▸ Work to complete
Copy all the material below, exactly as it stands.

Figure data in JSON:
====================

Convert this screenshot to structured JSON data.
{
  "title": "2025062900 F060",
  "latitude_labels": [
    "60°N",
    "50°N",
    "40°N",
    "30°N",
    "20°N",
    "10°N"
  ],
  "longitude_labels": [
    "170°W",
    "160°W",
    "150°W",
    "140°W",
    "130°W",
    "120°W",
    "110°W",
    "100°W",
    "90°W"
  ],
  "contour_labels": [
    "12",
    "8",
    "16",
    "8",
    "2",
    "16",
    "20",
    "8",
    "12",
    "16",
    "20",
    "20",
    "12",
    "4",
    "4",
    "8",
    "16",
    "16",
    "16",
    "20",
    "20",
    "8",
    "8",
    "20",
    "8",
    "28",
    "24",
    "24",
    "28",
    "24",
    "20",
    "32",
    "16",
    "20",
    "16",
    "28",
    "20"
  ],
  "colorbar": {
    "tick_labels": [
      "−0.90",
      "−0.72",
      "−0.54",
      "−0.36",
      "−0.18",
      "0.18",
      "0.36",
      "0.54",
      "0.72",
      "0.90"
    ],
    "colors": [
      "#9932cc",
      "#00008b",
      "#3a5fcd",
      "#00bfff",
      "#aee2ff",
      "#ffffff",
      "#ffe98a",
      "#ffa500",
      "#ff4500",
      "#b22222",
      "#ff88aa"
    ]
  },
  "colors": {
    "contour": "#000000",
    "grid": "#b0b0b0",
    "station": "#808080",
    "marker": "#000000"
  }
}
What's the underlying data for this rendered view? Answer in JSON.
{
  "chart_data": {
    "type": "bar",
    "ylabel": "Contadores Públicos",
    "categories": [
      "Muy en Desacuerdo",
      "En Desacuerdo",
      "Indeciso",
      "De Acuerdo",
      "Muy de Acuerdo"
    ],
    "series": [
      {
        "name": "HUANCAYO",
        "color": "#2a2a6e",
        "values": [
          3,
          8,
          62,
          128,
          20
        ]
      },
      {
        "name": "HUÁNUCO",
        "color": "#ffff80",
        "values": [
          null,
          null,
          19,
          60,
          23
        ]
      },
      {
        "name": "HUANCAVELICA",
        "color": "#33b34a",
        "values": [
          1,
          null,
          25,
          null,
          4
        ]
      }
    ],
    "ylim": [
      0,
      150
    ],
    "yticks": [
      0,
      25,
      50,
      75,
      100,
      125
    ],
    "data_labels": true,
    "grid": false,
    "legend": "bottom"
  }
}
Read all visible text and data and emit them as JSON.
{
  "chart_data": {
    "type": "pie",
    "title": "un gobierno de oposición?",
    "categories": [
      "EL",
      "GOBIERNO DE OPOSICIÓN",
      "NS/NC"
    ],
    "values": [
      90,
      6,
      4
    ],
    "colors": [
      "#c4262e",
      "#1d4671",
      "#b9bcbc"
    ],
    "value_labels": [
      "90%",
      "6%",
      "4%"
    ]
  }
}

====================

▸ Result for this task
Convert this screenshot to structured JSON data.
{
  "title": "2025062900 F060",
  "latitude_labels": [
    "60°N",
    "50°N",
    "40°N",
    "30°N",
    "20°N",
    "10°N"
  ],
  "longitude_labels": [
    "170°W",
    "160°W",
    "150°W",
    "140°W",
    "130°W",
    "120°W",
    "110°W",
    "100°W",
    "90°W"
  ],
  "contour_labels": [
    "12",
    "8",
    "16",
    "8",
    "2",
    "16",
    "20",
    "8",
    "12",
    "16",
    "20",
    "20",
    "12",
    "4",
    "4",
    "8",
    "16",
    "16",
    "16",
    "20",
    "20",
    "8",
    "8",
    "20",
    "8",
    "28",
    "24",
    "24",
    "28",
    "24",
    "20",
    "32",
    "16",
    "20",
    "16",
    "28",
    "20"
  ],
  "colorbar": {
    "tick_labels": [
      "−0.90",
      "−0.72",
      "−0.54",
      "−0.36",
      "−0.18",
      "0.18",
      "0.36",
      "0.54",
      "0.72",
      "0.90"
    ],
    "colors": [
      "#9932cc",
      "#00008b",
      "#3a5fcd",
      "#00bfff",
      "#aee2ff",
      "#ffffff",
      "#ffe98a",
      "#ffa500",
      "#ff4500",
      "#b22222",
      "#ff88aa"
    ]
  },
  "colors": {
    "contour": "#000000",
    "grid": "#b0b0b0",
    "station": "#808080",
    "marker": "#000000"
  }
}
What's the underlying data for this rendered view? Answer in JSON.
{
  "chart_data": {
    "type": "bar",
    "ylabel": "Contadores Públicos",
    "categories": [
      "Muy en Desacuerdo",
      "En Desacuerdo",
      "Indeciso",
      "De Acuerdo",
      "Muy de Acuerdo"
    ],
    "series": [
      {
        "name": "HUANCAYO",
        "color": "#2a2a6e",
        "values": [
          3,
          8,
          62,
          128,
          20
        ]
      },
      {
        "name": "HUÁNUCO",
        "color": "#ffff80",
        "values": [
          null,
          null,
          19,
          60,
          23
        ]
      },
      {
        "name": "HUANCAVELICA",
        "color": "#33b34a",
        "values": [
          1,
          null,
          25,
          null,
          4
        ]
      }
    ],
    "ylim": [
      0,
      150
    ],
    "yticks": [
      0,
      25,
      50,
      75,
      100,
      125
    ],
    "data_labels": true,
    "grid": false,
    "legend": "bottom"
  }
}
Read all visible text and data and emit them as JSON.
{
  "chart_data": {
    "type": "pie",
    "title": "un gobierno de oposición?",
    "categories": [
      "EL",
      "GOBIERNO DE OPOSICIÓN",
      "NS/NC"
    ],
    "values": [
      90,
      6,
      4
    ],
    "colors": [
      "#c4262e",
      "#1d4671",
      "#b9bcbc"
    ],
    "value_labels": [
      "90%",
      "6%",
      "4%"
    ]
  }
}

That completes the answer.